__READING PASSAGE__.
=====

Retaining free movement of people and the chance to press the case for the abolition of Air Passenger Duty are the key issues for travel following the UK’s vote to leave the EU.
A debate on Brexit at World Travel Market on Monday heard from industry leaders who said although the country was entering unknown territory it must take a business as usual approach.
Thomas Cook UK and Ireland managing director Chris Mottershead said: “From a business point of view it’s business as normal because we are not clear on any timelines or final decisions. We have to continue in the belief that the best will come from it.”
Asked what his main message to government would be, Mottershead added: “We are all aligned that APD has to be removed. That will stimulate more travel into the UK and also provide better prices for people who want to travel outside of the country.”
Mottershead added: “It is very important that we engage fully with all governmental bodies to help them understand the implications of decisions they will make. And this is happening now.”
Monarch Group chief executive Andrew Swaffield said the key question for the travel sector resulting from Brexit was about whether free movement of people would continue.
“We need to get that clarity quickly because it almost answers all the other questions. For me, the whole thing hinges on free movement of people.”
Swaffield said without free movement of people it was questionable whether the UK, and in particular London, could sustain its hospitality industry but, if kept, he was optimistic a liberal approach to air travel within Europe and visa-free travel could be maintained.
“If you say no [to freedom of movement] it’s hard to see how any of that works anymore,” he said.
Swaffield added: “We have a skills shortage in this country and we have a demographic time bomb. Our population is ageing.
“One of the reasons the UK market has been so successful is lots of young people have come from eastern Europe and that has enabled the UK to fill the gaps. If that disappears there is not enough young people in the UK.”
Swaffield said consumers have benefitted from the EU Common Aviation Area liberalising the market and encouraging competition, something that has enabled the likes of EasyJet to flourish.
“It would be a very backwards step for this country to give away that,” he said adding he expected easyJet to secure an EU operating licence “very soon” to insure itself against the possibility of the UK leaving the Common Aviation Area.
Terry Williamson, chief executive of wholesaler JacTravel, said he was confident the travel industry would cope with Brexit. “I have been in travel for 30 years and this is one hell of a resilient industry. Whatever challenges are thrown at it we have a way of working things out. I’m still exceptionally positive about this industry. There will be hiccups along the way, but I’m absolutely certain we can deal with them.”
Patrick Richards, Cox and Kings chief operating officer, said the entire industry should work together for the common cause
“Sometimes inbound and outbound are pitched against each other. That ignores the many synergies there are. We both rely on the same air capacity, the same transport links.”

=====

__DATASET EXCERPTS__.
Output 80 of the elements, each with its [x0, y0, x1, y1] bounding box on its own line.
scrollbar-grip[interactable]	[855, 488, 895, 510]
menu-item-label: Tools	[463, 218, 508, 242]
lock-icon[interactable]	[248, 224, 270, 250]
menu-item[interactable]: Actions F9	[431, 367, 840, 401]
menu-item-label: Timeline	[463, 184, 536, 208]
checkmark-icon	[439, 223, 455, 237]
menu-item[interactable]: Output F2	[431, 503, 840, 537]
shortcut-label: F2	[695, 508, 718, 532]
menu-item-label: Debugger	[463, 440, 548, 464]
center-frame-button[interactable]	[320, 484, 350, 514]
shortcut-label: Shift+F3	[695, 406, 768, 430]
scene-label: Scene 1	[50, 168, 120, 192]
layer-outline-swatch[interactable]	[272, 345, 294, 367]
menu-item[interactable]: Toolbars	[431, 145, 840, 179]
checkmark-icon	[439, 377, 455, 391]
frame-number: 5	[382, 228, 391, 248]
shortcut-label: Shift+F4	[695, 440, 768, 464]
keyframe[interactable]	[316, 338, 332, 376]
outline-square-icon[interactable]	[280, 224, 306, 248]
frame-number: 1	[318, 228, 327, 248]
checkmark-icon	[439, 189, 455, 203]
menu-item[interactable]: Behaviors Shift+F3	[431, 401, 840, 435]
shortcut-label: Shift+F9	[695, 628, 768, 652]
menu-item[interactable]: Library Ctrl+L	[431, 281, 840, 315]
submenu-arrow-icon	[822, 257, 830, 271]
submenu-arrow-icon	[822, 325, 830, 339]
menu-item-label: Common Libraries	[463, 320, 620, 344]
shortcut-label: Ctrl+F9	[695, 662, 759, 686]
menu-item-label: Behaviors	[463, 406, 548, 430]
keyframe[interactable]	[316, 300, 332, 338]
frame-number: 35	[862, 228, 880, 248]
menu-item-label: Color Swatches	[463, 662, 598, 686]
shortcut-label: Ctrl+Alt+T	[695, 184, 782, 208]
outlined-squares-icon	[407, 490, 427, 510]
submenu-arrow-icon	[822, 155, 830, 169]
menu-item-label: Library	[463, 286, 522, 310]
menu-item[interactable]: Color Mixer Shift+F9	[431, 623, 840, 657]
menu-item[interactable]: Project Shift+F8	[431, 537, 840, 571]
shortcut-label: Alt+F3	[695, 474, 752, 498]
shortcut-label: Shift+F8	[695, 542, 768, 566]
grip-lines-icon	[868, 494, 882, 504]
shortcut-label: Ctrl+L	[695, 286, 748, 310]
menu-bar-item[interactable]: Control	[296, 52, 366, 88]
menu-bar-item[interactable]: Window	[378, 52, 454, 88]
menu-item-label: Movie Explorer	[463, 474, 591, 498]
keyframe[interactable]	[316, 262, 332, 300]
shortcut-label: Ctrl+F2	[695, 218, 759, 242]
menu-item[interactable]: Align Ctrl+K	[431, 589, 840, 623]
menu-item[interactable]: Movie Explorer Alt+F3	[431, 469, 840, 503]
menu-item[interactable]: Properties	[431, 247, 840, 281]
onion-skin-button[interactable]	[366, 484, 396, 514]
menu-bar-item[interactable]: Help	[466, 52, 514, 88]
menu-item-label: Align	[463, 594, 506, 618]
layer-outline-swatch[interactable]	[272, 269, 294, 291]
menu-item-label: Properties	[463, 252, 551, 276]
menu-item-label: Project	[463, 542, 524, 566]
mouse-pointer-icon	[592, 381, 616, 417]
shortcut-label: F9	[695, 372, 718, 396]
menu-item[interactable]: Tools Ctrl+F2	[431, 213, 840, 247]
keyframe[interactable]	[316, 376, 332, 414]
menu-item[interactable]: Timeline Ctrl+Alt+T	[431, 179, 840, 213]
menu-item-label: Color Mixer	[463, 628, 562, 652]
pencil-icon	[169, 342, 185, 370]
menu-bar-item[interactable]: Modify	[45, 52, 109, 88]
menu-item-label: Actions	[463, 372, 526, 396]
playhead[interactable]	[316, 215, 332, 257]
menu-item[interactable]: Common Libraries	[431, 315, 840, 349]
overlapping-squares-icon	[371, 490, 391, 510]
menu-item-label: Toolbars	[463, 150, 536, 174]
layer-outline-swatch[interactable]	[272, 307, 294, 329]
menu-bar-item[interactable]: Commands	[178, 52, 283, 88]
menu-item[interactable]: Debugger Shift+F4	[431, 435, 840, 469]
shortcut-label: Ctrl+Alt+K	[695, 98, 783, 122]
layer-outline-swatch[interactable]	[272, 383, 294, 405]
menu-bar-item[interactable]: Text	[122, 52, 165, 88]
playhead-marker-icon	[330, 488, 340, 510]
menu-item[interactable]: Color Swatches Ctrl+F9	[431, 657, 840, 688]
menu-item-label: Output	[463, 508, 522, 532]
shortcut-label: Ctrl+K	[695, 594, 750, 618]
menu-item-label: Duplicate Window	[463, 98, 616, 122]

=====

__EXERCISE REQUIREMENTS__.
1. In the article on travel after Brexit, what does Andrew Swaffield say the whole thing hinges on?
2. Using the article on travel after Brexit, say whether each statement agrees with it, and quote the words that decide it.
(a) Terry Williamson has worked in travel for 30 years.
(b) Chris Mottershead says the timelines are clear.
(c) Andrew Swaffield expects easyJet to get an EU operating licence soon.
3. Translate this sentence from the article on travel after Brexit into Spanish: "We both rely on the same air capacity, the same transport links."

__SOLUTIONS PER TASK__.
1. Free movement of people.

2.
(a) Yes: "I have been in travel for 30 years"
(b) No: "we are not clear on any timelines or final decisions"
(c) Yes: "he expected easyJet to secure an EU operating licence “very soon”"

3. Ambos dependemos de la misma capacidad aérea, de los mismos enlaces de transporte.